→ Challenge: According to the forum thread below on misaligned CSV data, what is the maximum number of characters Excel allows in a single cell?

→ Passage:
++++++++++
Issue with data

Hi, I see some problem with data like observation from 3rd column printed in next rows.
Train data: Row number 3066, 4495, 12441, 12446, 13072, 16589,…
Test data: Row number 252, 1704, 1722, 2736, 3299, 3392,…

This may create problem while handling, manipulating, modeling data.

1 Like

I noticed the same thing too.

I also noticed the row below each “problematic row” is one column short.

So what I did I copied the data from the “below row” from Column B to the Column AN to the “above row” Column C to Column AO.

This also aligns the “Submission Format” sequence_id Column to the “Test_Values” sequence_id Column.

I think that’s the trick! If not, let me know…

1 Like

Thanks for flagging @Sachin and @dylan89! Can you tell us where you’re seeing this issue? Is this in pandas, a csv reader of some kind, or something else?

Sure thing! I’m using Excel to read your CSV, and here’s an example to what the errors look (from the train_values.csv)…

CSV Error

Hope that helps…

I did the same thing, but I’m not sure about the sequence. Should it be from the same row or the row below that?

Yes, I found this while going through the csv file. There are at least 10 such cases I found in train data. Same with test data. When we try to summarize or model data, this will create problem as in these cases above seqruence will be used as sequence_id and missing data etc.

Hi guys.
This could possibly be Excel-related bug. I use pandas and don’t see any of this. E.g.:
изображение
When I check unique values of binary features they are always (0, 1), too.
Also while talking about specific row I’d suggest not to use row numbers but sequence_id instead since it’s unique.

1 Like

This is probably an excel bug. If I had to guess, I would say that excel is hitting the maximum number of characters in a cell, and for some reason is truncating the line or something.

Using pandas, I did not have this issue. However, if you opened the file in excel and then saved it you likely corrupted the file.

If you’re going to be using excel, I would recommend saving that column into a text file specifically.

2 Likes

@Anthrop and @mike.icaza are right - it appears to be an Excel issue. The maximum character limit per cell in excel is 32,767 characters. There are definitely sequences longer than that in the dataset.

As others have mentioned, this limit does not exist in Pandas. It also does not exist in LibreOffice Calc, but it seems like you may have already found other ways around it. I hope that helps @dylan89 and @Sachin ! Thanks again for flagging.

1 Like
++++++++++
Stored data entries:
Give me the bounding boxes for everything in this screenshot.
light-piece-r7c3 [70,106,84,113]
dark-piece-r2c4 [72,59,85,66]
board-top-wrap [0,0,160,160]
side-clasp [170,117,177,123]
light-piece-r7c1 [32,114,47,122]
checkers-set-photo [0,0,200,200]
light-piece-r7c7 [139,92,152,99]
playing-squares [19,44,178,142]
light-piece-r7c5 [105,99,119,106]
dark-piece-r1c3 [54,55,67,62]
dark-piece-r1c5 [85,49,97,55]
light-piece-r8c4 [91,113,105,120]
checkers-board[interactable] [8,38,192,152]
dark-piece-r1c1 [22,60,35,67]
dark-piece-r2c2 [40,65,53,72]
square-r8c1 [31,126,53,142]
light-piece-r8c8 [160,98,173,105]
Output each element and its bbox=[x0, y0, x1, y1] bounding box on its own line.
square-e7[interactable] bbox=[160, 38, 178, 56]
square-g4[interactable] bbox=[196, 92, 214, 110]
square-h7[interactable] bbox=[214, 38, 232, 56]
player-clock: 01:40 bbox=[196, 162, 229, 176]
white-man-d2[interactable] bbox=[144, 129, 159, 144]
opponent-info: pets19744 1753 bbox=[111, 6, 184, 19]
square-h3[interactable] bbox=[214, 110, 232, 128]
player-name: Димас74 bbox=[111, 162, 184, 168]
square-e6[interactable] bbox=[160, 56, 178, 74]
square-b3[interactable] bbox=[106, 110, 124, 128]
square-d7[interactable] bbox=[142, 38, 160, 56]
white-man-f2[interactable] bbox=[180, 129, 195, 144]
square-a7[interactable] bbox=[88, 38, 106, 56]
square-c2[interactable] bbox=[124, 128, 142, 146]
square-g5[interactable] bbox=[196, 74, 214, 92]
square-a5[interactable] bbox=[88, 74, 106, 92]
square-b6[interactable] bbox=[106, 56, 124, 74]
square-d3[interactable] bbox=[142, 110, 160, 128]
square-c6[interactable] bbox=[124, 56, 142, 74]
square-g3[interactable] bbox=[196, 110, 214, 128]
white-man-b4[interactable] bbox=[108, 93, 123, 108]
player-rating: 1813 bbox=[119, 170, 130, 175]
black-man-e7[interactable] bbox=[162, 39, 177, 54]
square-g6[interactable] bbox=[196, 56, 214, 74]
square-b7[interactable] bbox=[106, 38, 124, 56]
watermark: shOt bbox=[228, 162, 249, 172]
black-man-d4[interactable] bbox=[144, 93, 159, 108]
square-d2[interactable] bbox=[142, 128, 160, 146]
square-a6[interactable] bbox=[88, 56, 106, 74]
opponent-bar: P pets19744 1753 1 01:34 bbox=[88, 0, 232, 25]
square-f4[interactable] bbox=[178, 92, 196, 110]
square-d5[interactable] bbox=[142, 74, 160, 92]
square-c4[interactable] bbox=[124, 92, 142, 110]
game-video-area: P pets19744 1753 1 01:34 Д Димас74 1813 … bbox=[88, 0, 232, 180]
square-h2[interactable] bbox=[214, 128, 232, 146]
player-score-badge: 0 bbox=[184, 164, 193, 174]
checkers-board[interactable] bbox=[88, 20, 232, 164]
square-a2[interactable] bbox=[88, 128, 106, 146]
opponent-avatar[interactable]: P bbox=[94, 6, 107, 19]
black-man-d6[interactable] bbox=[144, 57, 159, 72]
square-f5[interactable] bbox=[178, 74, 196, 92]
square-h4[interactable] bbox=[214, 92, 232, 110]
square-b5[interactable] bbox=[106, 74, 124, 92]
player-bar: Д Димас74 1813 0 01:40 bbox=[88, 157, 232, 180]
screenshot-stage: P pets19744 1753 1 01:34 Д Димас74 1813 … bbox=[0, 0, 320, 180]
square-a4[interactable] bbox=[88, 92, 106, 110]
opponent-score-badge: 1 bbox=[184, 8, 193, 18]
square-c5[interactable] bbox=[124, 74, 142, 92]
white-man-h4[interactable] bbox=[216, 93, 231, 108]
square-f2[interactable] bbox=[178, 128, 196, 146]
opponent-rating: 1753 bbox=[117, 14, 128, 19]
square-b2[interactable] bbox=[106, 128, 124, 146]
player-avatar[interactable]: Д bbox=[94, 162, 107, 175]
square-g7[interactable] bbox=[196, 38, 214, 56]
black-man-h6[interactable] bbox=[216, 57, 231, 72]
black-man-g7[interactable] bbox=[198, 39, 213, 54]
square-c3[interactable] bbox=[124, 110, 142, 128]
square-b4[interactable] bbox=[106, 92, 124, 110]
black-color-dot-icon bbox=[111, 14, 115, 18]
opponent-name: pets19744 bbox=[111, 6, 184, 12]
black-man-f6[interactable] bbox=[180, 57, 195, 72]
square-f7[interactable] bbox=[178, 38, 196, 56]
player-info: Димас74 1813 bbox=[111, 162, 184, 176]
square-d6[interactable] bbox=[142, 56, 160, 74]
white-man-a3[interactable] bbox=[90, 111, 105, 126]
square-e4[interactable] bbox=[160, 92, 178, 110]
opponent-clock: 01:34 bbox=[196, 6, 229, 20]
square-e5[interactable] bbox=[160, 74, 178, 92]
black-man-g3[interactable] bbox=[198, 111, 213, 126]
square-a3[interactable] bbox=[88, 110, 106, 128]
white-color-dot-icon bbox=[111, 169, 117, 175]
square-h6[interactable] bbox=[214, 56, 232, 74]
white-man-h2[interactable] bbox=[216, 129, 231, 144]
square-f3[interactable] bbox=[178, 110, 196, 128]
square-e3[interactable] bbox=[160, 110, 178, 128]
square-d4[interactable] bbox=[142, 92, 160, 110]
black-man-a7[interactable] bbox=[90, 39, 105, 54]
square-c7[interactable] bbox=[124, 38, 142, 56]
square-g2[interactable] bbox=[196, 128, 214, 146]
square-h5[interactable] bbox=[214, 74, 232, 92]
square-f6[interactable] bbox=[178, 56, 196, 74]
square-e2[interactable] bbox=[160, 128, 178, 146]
++++++++++
→ Task result: 32,767 characters.